WORK TO BE COMPLETED: Repeat each line exactly, leaving nothing out.

[INPUT FOR THIS TASK start]

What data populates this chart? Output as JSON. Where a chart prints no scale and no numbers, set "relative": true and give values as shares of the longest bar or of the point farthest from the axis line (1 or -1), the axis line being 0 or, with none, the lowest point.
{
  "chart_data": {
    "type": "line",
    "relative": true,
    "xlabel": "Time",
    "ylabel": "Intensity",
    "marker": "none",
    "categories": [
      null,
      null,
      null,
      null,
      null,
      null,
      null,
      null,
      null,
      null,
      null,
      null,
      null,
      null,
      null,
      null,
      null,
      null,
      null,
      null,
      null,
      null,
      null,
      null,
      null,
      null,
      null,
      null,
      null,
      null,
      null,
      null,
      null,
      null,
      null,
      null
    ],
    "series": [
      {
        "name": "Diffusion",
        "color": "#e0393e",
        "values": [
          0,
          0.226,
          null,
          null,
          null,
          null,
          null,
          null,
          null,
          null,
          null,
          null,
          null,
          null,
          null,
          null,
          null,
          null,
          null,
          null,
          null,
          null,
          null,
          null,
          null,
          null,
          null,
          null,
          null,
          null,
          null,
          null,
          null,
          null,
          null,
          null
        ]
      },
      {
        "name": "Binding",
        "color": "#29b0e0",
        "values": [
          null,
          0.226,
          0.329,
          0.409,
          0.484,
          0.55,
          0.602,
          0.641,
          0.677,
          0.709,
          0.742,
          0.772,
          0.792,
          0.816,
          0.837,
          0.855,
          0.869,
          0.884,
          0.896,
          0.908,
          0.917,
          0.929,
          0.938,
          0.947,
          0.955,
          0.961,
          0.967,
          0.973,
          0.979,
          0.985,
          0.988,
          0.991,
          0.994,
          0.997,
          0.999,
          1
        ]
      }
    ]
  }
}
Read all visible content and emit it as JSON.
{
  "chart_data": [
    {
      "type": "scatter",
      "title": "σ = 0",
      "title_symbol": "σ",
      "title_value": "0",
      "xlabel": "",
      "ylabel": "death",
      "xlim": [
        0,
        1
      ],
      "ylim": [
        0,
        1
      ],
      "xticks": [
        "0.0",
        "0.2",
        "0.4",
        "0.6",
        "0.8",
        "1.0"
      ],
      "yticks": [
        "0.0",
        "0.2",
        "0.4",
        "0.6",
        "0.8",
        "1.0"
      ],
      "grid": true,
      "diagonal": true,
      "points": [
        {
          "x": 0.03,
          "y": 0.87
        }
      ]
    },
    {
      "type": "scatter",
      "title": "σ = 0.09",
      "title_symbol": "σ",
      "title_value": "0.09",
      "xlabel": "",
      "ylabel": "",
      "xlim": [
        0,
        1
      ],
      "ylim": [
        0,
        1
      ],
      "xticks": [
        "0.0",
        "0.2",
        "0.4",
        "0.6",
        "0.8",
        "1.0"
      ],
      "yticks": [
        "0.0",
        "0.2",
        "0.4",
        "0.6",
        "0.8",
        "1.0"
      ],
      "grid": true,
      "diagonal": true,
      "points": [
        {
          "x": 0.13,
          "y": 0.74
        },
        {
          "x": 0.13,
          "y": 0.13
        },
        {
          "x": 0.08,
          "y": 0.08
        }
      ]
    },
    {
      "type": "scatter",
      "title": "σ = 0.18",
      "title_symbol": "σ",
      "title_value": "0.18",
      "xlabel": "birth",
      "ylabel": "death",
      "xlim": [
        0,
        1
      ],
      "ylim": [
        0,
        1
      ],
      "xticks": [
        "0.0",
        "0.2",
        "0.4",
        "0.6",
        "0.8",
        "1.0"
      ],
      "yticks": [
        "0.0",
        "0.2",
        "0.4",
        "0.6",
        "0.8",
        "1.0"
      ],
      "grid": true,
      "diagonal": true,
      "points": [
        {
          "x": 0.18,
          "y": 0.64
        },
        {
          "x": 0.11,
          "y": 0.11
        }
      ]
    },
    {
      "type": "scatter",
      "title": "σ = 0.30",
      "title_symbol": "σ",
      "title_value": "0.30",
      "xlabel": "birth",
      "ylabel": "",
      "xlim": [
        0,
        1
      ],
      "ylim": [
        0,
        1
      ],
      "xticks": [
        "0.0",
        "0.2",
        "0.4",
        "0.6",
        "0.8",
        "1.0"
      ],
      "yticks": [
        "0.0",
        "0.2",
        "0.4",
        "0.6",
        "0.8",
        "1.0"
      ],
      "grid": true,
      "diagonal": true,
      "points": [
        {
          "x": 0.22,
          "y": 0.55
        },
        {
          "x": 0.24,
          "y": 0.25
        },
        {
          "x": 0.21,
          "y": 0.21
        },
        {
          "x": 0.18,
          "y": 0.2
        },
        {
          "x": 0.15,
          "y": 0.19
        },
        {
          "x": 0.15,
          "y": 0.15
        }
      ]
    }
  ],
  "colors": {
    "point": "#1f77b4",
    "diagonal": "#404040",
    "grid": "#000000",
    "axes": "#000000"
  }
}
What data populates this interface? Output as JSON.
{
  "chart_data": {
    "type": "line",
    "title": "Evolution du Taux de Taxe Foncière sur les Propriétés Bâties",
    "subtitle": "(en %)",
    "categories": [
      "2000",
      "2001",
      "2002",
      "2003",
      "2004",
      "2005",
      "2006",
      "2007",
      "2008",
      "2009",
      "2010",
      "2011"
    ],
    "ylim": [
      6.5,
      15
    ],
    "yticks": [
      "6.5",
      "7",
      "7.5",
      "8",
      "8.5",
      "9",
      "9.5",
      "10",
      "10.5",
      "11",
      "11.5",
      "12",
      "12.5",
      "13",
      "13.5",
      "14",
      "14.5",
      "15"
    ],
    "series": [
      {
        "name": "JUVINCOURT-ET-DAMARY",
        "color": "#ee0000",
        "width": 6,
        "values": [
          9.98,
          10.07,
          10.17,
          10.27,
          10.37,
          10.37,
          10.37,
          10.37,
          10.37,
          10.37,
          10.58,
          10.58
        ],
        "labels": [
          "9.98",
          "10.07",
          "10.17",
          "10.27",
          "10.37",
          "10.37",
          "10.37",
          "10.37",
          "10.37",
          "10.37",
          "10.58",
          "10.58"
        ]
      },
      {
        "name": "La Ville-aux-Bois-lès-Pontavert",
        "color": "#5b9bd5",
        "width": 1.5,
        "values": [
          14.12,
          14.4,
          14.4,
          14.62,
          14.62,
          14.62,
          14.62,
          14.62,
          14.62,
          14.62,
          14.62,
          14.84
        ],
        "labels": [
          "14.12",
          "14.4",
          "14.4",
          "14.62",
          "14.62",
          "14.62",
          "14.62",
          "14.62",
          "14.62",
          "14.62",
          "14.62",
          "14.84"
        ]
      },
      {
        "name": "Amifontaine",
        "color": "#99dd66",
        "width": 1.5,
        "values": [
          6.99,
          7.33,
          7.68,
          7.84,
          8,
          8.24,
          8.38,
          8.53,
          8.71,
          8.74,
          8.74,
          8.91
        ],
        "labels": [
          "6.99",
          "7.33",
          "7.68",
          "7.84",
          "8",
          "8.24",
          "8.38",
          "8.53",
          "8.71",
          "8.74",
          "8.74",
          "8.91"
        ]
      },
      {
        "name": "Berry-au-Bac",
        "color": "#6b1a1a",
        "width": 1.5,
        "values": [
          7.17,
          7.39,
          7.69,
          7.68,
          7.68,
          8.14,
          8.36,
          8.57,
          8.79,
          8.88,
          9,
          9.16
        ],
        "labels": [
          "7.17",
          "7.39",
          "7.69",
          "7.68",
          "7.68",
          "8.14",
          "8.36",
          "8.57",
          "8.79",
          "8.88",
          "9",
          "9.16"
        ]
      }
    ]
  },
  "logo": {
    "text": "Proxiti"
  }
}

[INPUT FOR THIS TASK end]

EXERCISE RESPONSE:
What data populates this chart? Output as JSON. Where a chart prints no scale and no numbers, set "relative": true and give values as shares of the longest bar or of the point farthest from the axis line (1 or -1), the axis line being 0 or, with none, the lowest point.
{
  "chart_data": {
    "type": "line",
    "relative": true,
    "xlabel": "Time",
    "ylabel": "Intensity",
    "marker": "none",
    "categories": [
      null,
      null,
      null,
      null,
      null,
      null,
      null,
      null,
      null,
      null,
      null,
      null,
      null,
      null,
      null,
      null,
      null,
      null,
      null,
      null,
      null,
      null,
      null,
      null,
      null,
      null,
      null,
      null,
      null,
      null,
      null,
      null,
      null,
      null,
      null,
      null
    ],
    "series": [
      {
        "name": "Diffusion",
        "color": "#e0393e",
        "values": [
          0,
          0.226,
          null,
          null,
          null,
          null,
          null,
          null,
          null,
          null,
          null,
          null,
          null,
          null,
          null,
          null,
          null,
          null,
          null,
          null,
          null,
          null,
          null,
          null,
          null,
          null,
          null,
          null,
          null,
          null,
          null,
          null,
          null,
          null,
          null,
          null
        ]
      },
      {
        "name": "Binding",
        "color": "#29b0e0",
        "values": [
          null,
          0.226,
          0.329,
          0.409,
          0.484,
          0.55,
          0.602,
          0.641,
          0.677,
          0.709,
          0.742,
          0.772,
          0.792,
          0.816,
          0.837,
          0.855,
          0.869,
          0.884,
          0.896,
          0.908,
          0.917,
          0.929,
          0.938,
          0.947,
          0.955,
          0.961,
          0.967,
          0.973,
          0.979,
          0.985,
          0.988,
          0.991,
          0.994,
          0.997,
          0.999,
          1
        ]
      }
    ]
  }
}
Read all visible content and emit it as JSON.
{
  "chart_data": [
    {
      "type": "scatter",
      "title": "σ = 0",
      "title_symbol": "σ",
      "title_value": "0",
      "xlabel": "",
      "ylabel": "death",
      "xlim": [
        0,
        1
      ],
      "ylim": [
        0,
        1
      ],
      "xticks": [
        "0.0",
        "0.2",
        "0.4",
        "0.6",
        "0.8",
        "1.0"
      ],
      "yticks": [
        "0.0",
        "0.2",
        "0.4",
        "0.6",
        "0.8",
        "1.0"
      ],
      "grid": true,
      "diagonal": true,
      "points": [
        {
          "x": 0.03,
          "y": 0.87
        }
      ]
    },
    {
      "type": "scatter",
      "title": "σ = 0.09",
      "title_symbol": "σ",
      "title_value": "0.09",
      "xlabel": "",
      "ylabel": "",
      "xlim": [
        0,
        1
      ],
      "ylim": [
        0,
        1
      ],
      "xticks": [
        "0.0",
        "0.2",
        "0.4",
        "0.6",
        "0.8",
        "1.0"
      ],
      "yticks": [
        "0.0",
        "0.2",
        "0.4",
        "0.6",
        "0.8",
        "1.0"
      ],
      "grid": true,
      "diagonal": true,
      "points": [
        {
          "x": 0.13,
          "y": 0.74
        },
        {
          "x": 0.13,
          "y": 0.13
        },
        {
          "x": 0.08,
          "y": 0.08
        }
      ]
    },
    {
      "type": "scatter",
      "title": "σ = 0.18",
      "title_symbol": "σ",
      "title_value": "0.18",
      "xlabel": "birth",
      "ylabel": "death",
      "xlim": [
        0,
        1
      ],
      "ylim": [
        0,
        1
      ],
      "xticks": [
        "0.0",
        "0.2",
        "0.4",
        "0.6",
        "0.8",
        "1.0"
      ],
      "yticks": [
        "0.0",
        "0.2",
        "0.4",
        "0.6",
        "0.8",
        "1.0"
      ],
      "grid": true,
      "diagonal": true,
      "points": [
        {
          "x": 0.18,
          "y": 0.64
        },
        {
          "x": 0.11,
          "y": 0.11
        }
      ]
    },
    {
      "type": "scatter",
      "title": "σ = 0.30",
      "title_symbol": "σ",
      "title_value": "0.30",
      "xlabel": "birth",
      "ylabel": "",
      "xlim": [
        0,
        1
      ],
      "ylim": [
        0,
        1
      ],
      "xticks": [
        "0.0",
        "0.2",
        "0.4",
        "0.6",
        "0.8",
        "1.0"
      ],
      "yticks": [
        "0.0",
        "0.2",
        "0.4",
        "0.6",
        "0.8",
        "1.0"
      ],
      "grid": true,
      "diagonal": true,
      "points": [
        {
          "x": 0.22,
          "y": 0.55
        },
        {
          "x": 0.24,
          "y": 0.25
        },
        {
          "x": 0.21,
          "y": 0.21
        },
        {
          "x": 0.18,
          "y": 0.2
        },
        {
          "x": 0.15,
          "y": 0.19
        },
        {
          "x": 0.15,
          "y": 0.15
        }
      ]
    }
  ],
  "colors": {
    "point": "#1f77b4",
    "diagonal": "#404040",
    "grid": "#000000",
    "axes": "#000000"
  }
}
What data populates this interface? Output as JSON.
{
  "chart_data": {
    "type": "line",
    "title": "Evolution du Taux de Taxe Foncière sur les Propriétés Bâties",
    "subtitle": "(en %)",
    "categories": [
      "2000",
      "2001",
      "2002",
      "2003",
      "2004",
      "2005",
      "2006",
      "2007",
      "2008",
      "2009",
      "2010",
      "2011"
    ],
    "ylim": [
      6.5,
      15
    ],
    "yticks": [
      "6.5",
      "7",
      "7.5",
      "8",
      "8.5",
      "9",
      "9.5",
      "10",
      "10.5",
      "11",
      "11.5",
      "12",
      "12.5",
      "13",
      "13.5",
      "14",
      "14.5",
      "15"
    ],
    "series": [
      {
        "name": "JUVINCOURT-ET-DAMARY",
        "color": "#ee0000",
        "width": 6,
        "values": [
          9.98,
          10.07,
          10.17,
          10.27,
          10.37,
          10.37,
          10.37,
          10.37,
          10.37,
          10.37,
          10.58,
          10.58
        ],
        "labels": [
          "9.98",
          "10.07",
          "10.17",
          "10.27",
          "10.37",
          "10.37",
          "10.37",
          "10.37",
          "10.37",
          "10.37",
          "10.58",
          "10.58"
        ]
      },
      {
        "name": "La Ville-aux-Bois-lès-Pontavert",
        "color": "#5b9bd5",
        "width": 1.5,
        "values": [
          14.12,
          14.4,
          14.4,
          14.62,
          14.62,
          14.62,
          14.62,
          14.62,
          14.62,
          14.62,
          14.62,
          14.84
        ],
        "labels": [
          "14.12",
          "14.4",
          "14.4",
          "14.62",
          "14.62",
          "14.62",
          "14.62",
          "14.62",
          "14.62",
          "14.62",
          "14.62",
          "14.84"
        ]
      },
      {
        "name": "Amifontaine",
        "color": "#99dd66",
        "width": 1.5,
        "values": [
          6.99,
          7.33,
          7.68,
          7.84,
          8,
          8.24,
          8.38,
          8.53,
          8.71,
          8.74,
          8.74,
          8.91
        ],
        "labels": [
          "6.99",
          "7.33",
          "7.68",
          "7.84",
          "8",
          "8.24",
          "8.38",
          "8.53",
          "8.71",
          "8.74",
          "8.74",
          "8.91"
        ]
      },
      {
        "name": "Berry-au-Bac",
        "color": "#6b1a1a",
        "width": 1.5,
        "values": [
          7.17,
          7.39,
          7.69,
          7.68,
          7.68,
          8.14,
          8.36,
          8.57,
          8.79,
          8.88,
          9,
          9.16
        ],
        "labels": [
          "7.17",
          "7.39",
          "7.69",
          "7.68",
          "7.68",
          "8.14",
          "8.36",
          "8.57",
          "8.79",
          "8.88",
          "9",
          "9.16"
        ]
      }
    ]
  },
  "logo": {
    "text": "Proxiti"
  }
}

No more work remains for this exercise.